Your task:
Repeat all of the records verbatim.

[Dataset items]
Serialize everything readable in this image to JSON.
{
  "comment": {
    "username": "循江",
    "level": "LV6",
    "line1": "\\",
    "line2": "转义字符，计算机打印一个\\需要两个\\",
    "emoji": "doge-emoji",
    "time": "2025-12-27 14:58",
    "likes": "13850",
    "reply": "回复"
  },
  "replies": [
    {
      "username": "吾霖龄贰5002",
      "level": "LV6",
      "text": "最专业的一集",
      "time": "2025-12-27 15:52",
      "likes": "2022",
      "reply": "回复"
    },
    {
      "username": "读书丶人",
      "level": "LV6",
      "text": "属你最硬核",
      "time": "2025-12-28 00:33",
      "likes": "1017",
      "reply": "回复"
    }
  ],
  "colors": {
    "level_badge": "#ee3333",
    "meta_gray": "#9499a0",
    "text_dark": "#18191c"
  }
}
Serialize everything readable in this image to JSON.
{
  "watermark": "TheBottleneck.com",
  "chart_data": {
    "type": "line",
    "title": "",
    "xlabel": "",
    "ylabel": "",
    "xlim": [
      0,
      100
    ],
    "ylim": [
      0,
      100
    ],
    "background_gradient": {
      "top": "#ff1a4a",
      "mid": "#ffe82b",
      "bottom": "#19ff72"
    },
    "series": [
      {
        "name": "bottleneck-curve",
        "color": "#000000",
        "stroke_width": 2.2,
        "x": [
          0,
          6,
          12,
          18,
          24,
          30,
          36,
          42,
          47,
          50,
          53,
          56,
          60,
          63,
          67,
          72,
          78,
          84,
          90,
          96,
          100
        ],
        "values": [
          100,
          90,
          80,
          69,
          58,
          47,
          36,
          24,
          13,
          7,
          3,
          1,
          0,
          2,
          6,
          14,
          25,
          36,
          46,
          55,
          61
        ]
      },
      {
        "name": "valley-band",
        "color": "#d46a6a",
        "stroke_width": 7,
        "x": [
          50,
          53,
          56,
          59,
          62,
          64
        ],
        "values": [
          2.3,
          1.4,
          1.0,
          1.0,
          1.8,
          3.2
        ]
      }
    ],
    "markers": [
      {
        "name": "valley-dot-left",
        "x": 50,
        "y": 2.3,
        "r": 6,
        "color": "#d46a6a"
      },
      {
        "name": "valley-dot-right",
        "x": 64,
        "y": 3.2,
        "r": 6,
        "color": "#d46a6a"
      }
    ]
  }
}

Answer for this exercise:
Serialize everything readable in this image to JSON.
{
  "comment": {
    "username": "循江",
    "level": "LV6",
    "line1": "\\",
    "line2": "转义字符，计算机打印一个\\需要两个\\",
    "emoji": "doge-emoji",
    "time": "2025-12-27 14:58",
    "likes": "13850",
    "reply": "回复"
  },
  "replies": [
    {
      "username": "吾霖龄贰5002",
      "level": "LV6",
      "text": "最专业的一集",
      "time": "2025-12-27 15:52",
      "likes": "2022",
      "reply": "回复"
    },
    {
      "username": "读书丶人",
      "level": "LV6",
      "text": "属你最硬核",
      "time": "2025-12-28 00:33",
      "likes": "1017",
      "reply": "回复"
    }
  ],
  "colors": {
    "level_badge": "#ee3333",
    "meta_gray": "#9499a0",
    "text_dark": "#18191c"
  }
}
Serialize everything readable in this image to JSON.
{
  "watermark": "TheBottleneck.com",
  "chart_data": {
    "type": "line",
    "title": "",
    "xlabel": "",
    "ylabel": "",
    "xlim": [
      0,
      100
    ],
    "ylim": [
      0,
      100
    ],
    "background_gradient": {
      "top": "#ff1a4a",
      "mid": "#ffe82b",
      "bottom": "#19ff72"
    },
    "series": [
      {
        "name": "bottleneck-curve",
        "color": "#000000",
        "stroke_width": 2.2,
        "x": [
          0,
          6,
          12,
          18,
          24,
          30,
          36,
          42,
          47,
          50,
          53,
          56,
          60,
          63,
          67,
          72,
          78,
          84,
          90,
          96,
          100
        ],
        "values": [
          100,
          90,
          80,
          69,
          58,
          47,
          36,
          24,
          13,
          7,
          3,
          1,
          0,
          2,
          6,
          14,
          25,
          36,
          46,
          55,
          61
        ]
      },
      {
        "name": "valley-band",
        "color": "#d46a6a",
        "stroke_width": 7,
        "x": [
          50,
          53,
          56,
          59,
          62,
          64
        ],
        "values": [
          2.3,
          1.4,
          1.0,
          1.0,
          1.8,
          3.2
        ]
      }
    ],
    "markers": [
      {
        "name": "valley-dot-left",
        "x": 50,
        "y": 2.3,
        "r": 6,
        "color": "#d46a6a"
      },
      {
        "name": "valley-dot-right",
        "x": 64,
        "y": 3.2,
        "r": 6,
        "color": "#d46a6a"
      }
    ]
  }
}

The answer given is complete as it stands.